REQUEST: Take every line from the listing below that contains "Alexa".

==================================================

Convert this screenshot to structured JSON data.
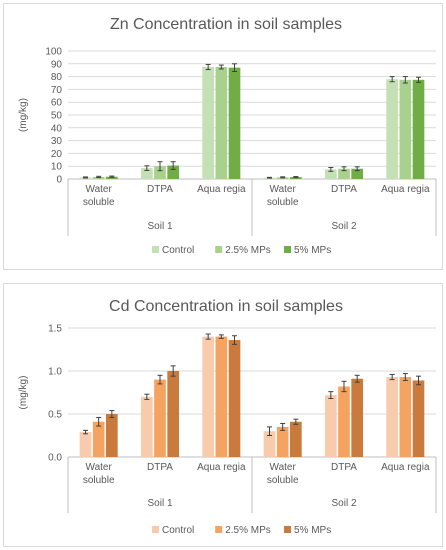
{
  "chart_data": [
    {
      "type": "bar",
      "title": "Zn Concentration in soil samples",
      "ylabel": "(mg/kg)",
      "ylim": [
        0,
        100
      ],
      "yticks": [
        "0",
        "10",
        "20",
        "30",
        "40",
        "50",
        "60",
        "70",
        "80",
        "90",
        "100"
      ],
      "categories": [
        "Water soluble",
        "DTPA",
        "Aqua regia",
        "Water soluble",
        "DTPA",
        "Aqua regia"
      ],
      "category_lines": [
        [
          "Water",
          "soluble"
        ],
        [
          "DTPA"
        ],
        [
          "Aqua regia"
        ],
        [
          "Water",
          "soluble"
        ],
        [
          "DTPA"
        ],
        [
          "Aqua regia"
        ]
      ],
      "groups": [
        "Soil 1",
        "Soil 2"
      ],
      "grid": true,
      "legend_position": "bottom",
      "series": [
        {
          "name": "Control",
          "color": "#c5e0b4",
          "values": [
            1.2,
            8.5,
            87.5,
            1.0,
            7.5,
            78.0
          ],
          "errors": [
            0.4,
            1.8,
            2.0,
            0.3,
            1.5,
            2.0
          ]
        },
        {
          "name": "2.5% MPs",
          "color": "#a9d18e",
          "values": [
            1.6,
            10.0,
            87.5,
            1.3,
            8.0,
            77.5
          ],
          "errors": [
            0.5,
            3.5,
            1.5,
            0.4,
            1.5,
            2.5
          ]
        },
        {
          "name": "5% MPs",
          "color": "#70ad47",
          "values": [
            1.8,
            10.5,
            87.0,
            1.5,
            8.0,
            77.5
          ],
          "errors": [
            0.5,
            3.0,
            3.0,
            0.4,
            1.5,
            2.0
          ]
        }
      ]
    },
    {
      "type": "bar",
      "title": "Cd Concentration in soil samples",
      "ylabel": "(mg/kg)",
      "ylim": [
        0,
        1.5
      ],
      "yticks": [
        "0.0",
        "0.5",
        "1.0",
        "1.5"
      ],
      "categories": [
        "Water soluble",
        "DTPA",
        "Aqua regia",
        "Water soluble",
        "DTPA",
        "Aqua regia"
      ],
      "category_lines": [
        [
          "Water",
          "soluble"
        ],
        [
          "DTPA"
        ],
        [
          "Aqua regia"
        ],
        [
          "Water",
          "soluble"
        ],
        [
          "DTPA"
        ],
        [
          "Aqua regia"
        ]
      ],
      "groups": [
        "Soil 1",
        "Soil 2"
      ],
      "grid": true,
      "legend_position": "bottom",
      "series": [
        {
          "name": "Control",
          "color": "#f8cbad",
          "values": [
            0.29,
            0.7,
            1.4,
            0.3,
            0.72,
            0.93
          ],
          "errors": [
            0.02,
            0.03,
            0.03,
            0.05,
            0.04,
            0.03
          ]
        },
        {
          "name": "2.5% MPs",
          "color": "#f4a460",
          "values": [
            0.41,
            0.9,
            1.4,
            0.35,
            0.82,
            0.93
          ],
          "errors": [
            0.05,
            0.05,
            0.02,
            0.04,
            0.06,
            0.04
          ]
        },
        {
          "name": "5% MPs",
          "color": "#c97b3d",
          "values": [
            0.5,
            1.0,
            1.36,
            0.41,
            0.91,
            0.89
          ],
          "errors": [
            0.04,
            0.06,
            0.05,
            0.03,
            0.04,
            0.05
          ]
        }
      ]
    }
  ]
}
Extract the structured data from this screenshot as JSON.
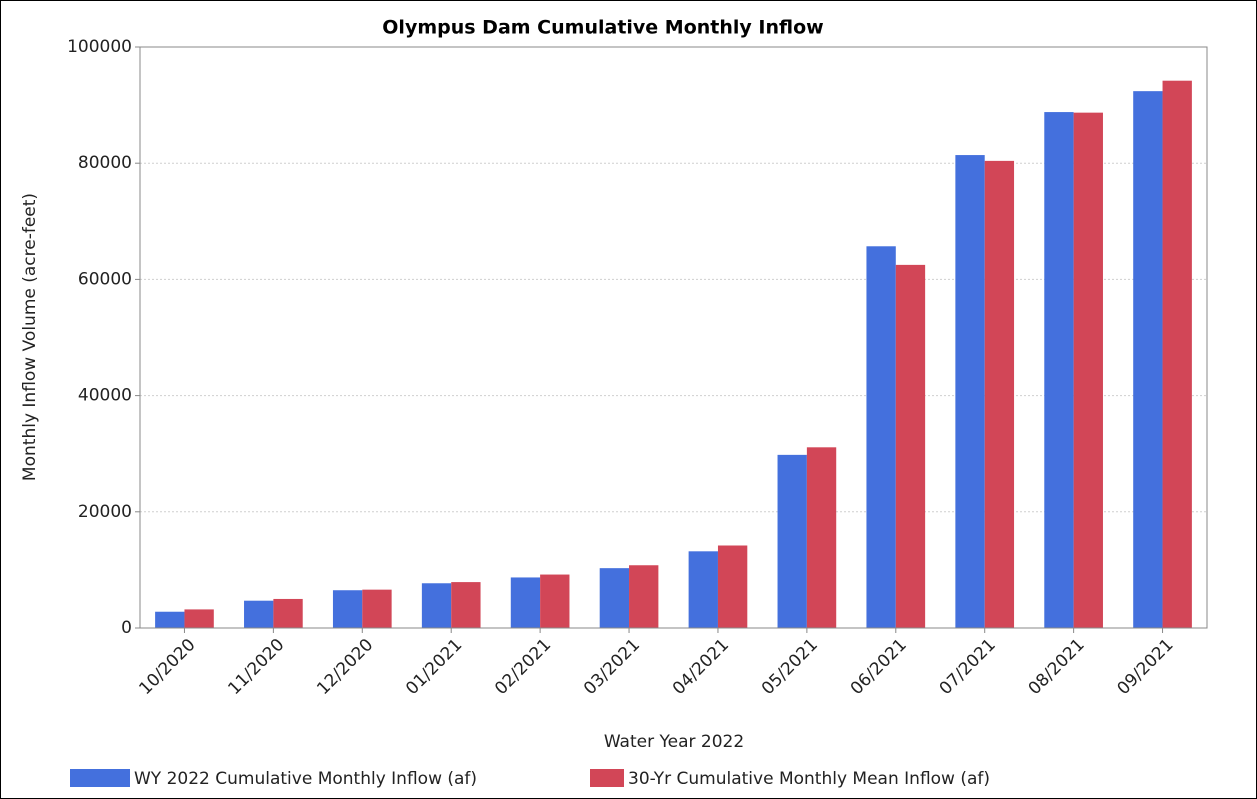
{
  "chart_data": {
    "type": "bar",
    "title": "Olympus Dam Cumulative Monthly Inflow",
    "x_label": "Water Year 2022",
    "y_label": "Monthly Inflow Volume (acre-feet)",
    "categories": [
      "10/2020",
      "11/2020",
      "12/2020",
      "01/2021",
      "02/2021",
      "03/2021",
      "04/2021",
      "05/2021",
      "06/2021",
      "07/2021",
      "08/2021",
      "09/2021"
    ],
    "series": [
      {
        "name": "WY 2022 Cumulative Monthly Inflow (af)",
        "color": "#4470dd",
        "values": [
          2800,
          4700,
          6500,
          7700,
          8700,
          10300,
          13200,
          29800,
          65700,
          81400,
          88800,
          92400
        ]
      },
      {
        "name": "30-Yr Cumulative Monthly Mean Inflow (af)",
        "color": "#d24657",
        "values": [
          3200,
          5000,
          6600,
          7900,
          9200,
          10800,
          14200,
          31100,
          62500,
          80400,
          88700,
          94200
        ]
      }
    ],
    "ylim": [
      0,
      100000
    ],
    "yticks": [
      0,
      20000,
      40000,
      60000,
      80000,
      100000
    ],
    "grid": true,
    "legend": "bottom"
  }
}
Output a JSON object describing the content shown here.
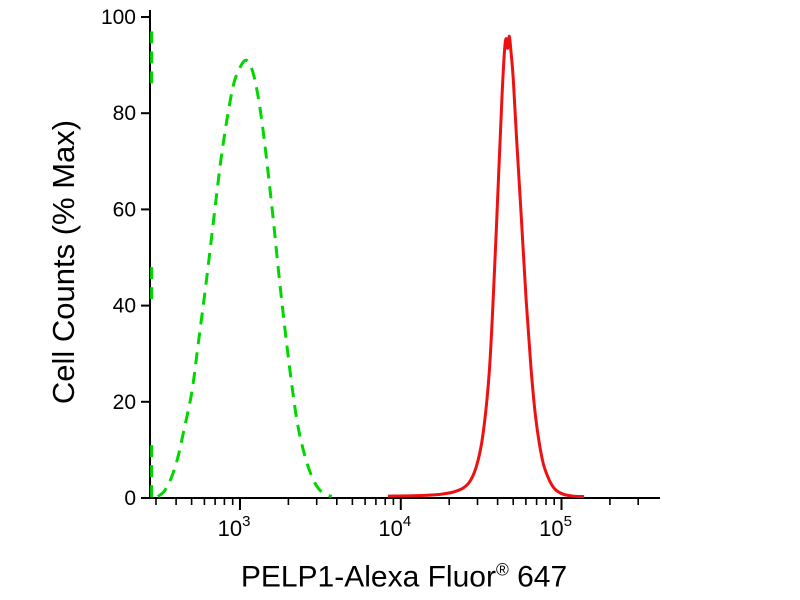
{
  "page": {
    "background": "#ffffff"
  },
  "chart_data": {
    "type": "line",
    "chart_kind": "flow-cytometry-overlay-histogram",
    "title": "",
    "xlabel": "PELP1-Alexa Fluor® 647",
    "xlabel_parts": {
      "pre": "PELP1-Alexa Fluor",
      "sup": "®",
      "post": " 647"
    },
    "ylabel": "Cell Counts (% Max)",
    "axis_color": "#000000",
    "text_color": "#000000",
    "grid": "off",
    "legend": "none",
    "x_axis": {
      "scale": "log10",
      "range_log10": [
        2.44,
        5.6
      ],
      "major_ticks": [
        {
          "log10": 3,
          "base": "10",
          "exp": "3"
        },
        {
          "log10": 4,
          "base": "10",
          "exp": "4"
        },
        {
          "log10": 5,
          "base": "10",
          "exp": "5"
        }
      ],
      "minor_ticks": "log10 subdivisions 2-9 each decade"
    },
    "y_axis": {
      "range": [
        0,
        100
      ],
      "ticks": [
        0,
        20,
        40,
        60,
        80,
        100
      ]
    },
    "series": [
      {
        "name": "green-dashed-curve",
        "color": "#00d600",
        "line_style": "dashed",
        "line_width": 3,
        "dash_pattern": [
          12,
          8
        ],
        "peak": {
          "x_log10": 3.04,
          "y_pct_max": 91
        },
        "segments": [
          [
            [
              2.45,
              97
            ],
            [
              2.45,
              85
            ]
          ],
          [
            [
              2.45,
              48
            ],
            [
              2.45,
              40
            ]
          ],
          [
            [
              2.45,
              11
            ],
            [
              2.45,
              0
            ]
          ],
          [
            [
              2.49,
              0.3
            ],
            [
              2.53,
              1.5
            ],
            [
              2.57,
              4
            ],
            [
              2.61,
              8
            ],
            [
              2.65,
              14
            ],
            [
              2.7,
              22
            ],
            [
              2.74,
              32
            ],
            [
              2.79,
              45
            ],
            [
              2.84,
              59
            ],
            [
              2.88,
              70
            ],
            [
              2.92,
              79
            ],
            [
              2.96,
              86
            ],
            [
              3.0,
              89.5
            ],
            [
              3.04,
              91
            ],
            [
              3.08,
              88.5
            ],
            [
              3.12,
              82
            ],
            [
              3.16,
              72
            ],
            [
              3.2,
              60
            ],
            [
              3.24,
              47
            ],
            [
              3.28,
              35
            ],
            [
              3.32,
              24
            ],
            [
              3.36,
              15
            ],
            [
              3.41,
              8
            ],
            [
              3.46,
              3.5
            ],
            [
              3.51,
              1.2
            ],
            [
              3.57,
              0.3
            ]
          ]
        ]
      },
      {
        "name": "red-solid-curve",
        "color": "#ee1111",
        "line_style": "solid",
        "line_width": 3,
        "peak": {
          "x_log10": 4.66,
          "y_pct_max": 96
        },
        "segments": [
          [
            [
              3.92,
              0.4
            ],
            [
              4.1,
              0.5
            ],
            [
              4.25,
              0.8
            ],
            [
              4.35,
              1.5
            ],
            [
              4.42,
              3
            ],
            [
              4.47,
              6.5
            ],
            [
              4.51,
              13
            ],
            [
              4.55,
              26
            ],
            [
              4.58,
              45
            ],
            [
              4.61,
              68
            ],
            [
              4.63,
              84
            ],
            [
              4.645,
              93
            ],
            [
              4.655,
              95.5
            ],
            [
              4.665,
              93.5
            ],
            [
              4.675,
              96
            ],
            [
              4.685,
              93
            ],
            [
              4.7,
              87
            ],
            [
              4.72,
              75
            ],
            [
              4.75,
              58
            ],
            [
              4.78,
              41
            ],
            [
              4.81,
              27
            ],
            [
              4.84,
              16.5
            ],
            [
              4.88,
              8
            ],
            [
              4.92,
              4
            ],
            [
              4.96,
              1.8
            ],
            [
              5.01,
              0.8
            ],
            [
              5.07,
              0.4
            ],
            [
              5.14,
              0.3
            ]
          ]
        ]
      }
    ]
  }
}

==================================================

RESULT OF THE TASK:
    "xlabel": "PELP1-Alexa Fluor® 647",
      "pre": "PELP1-Alexa Fluor",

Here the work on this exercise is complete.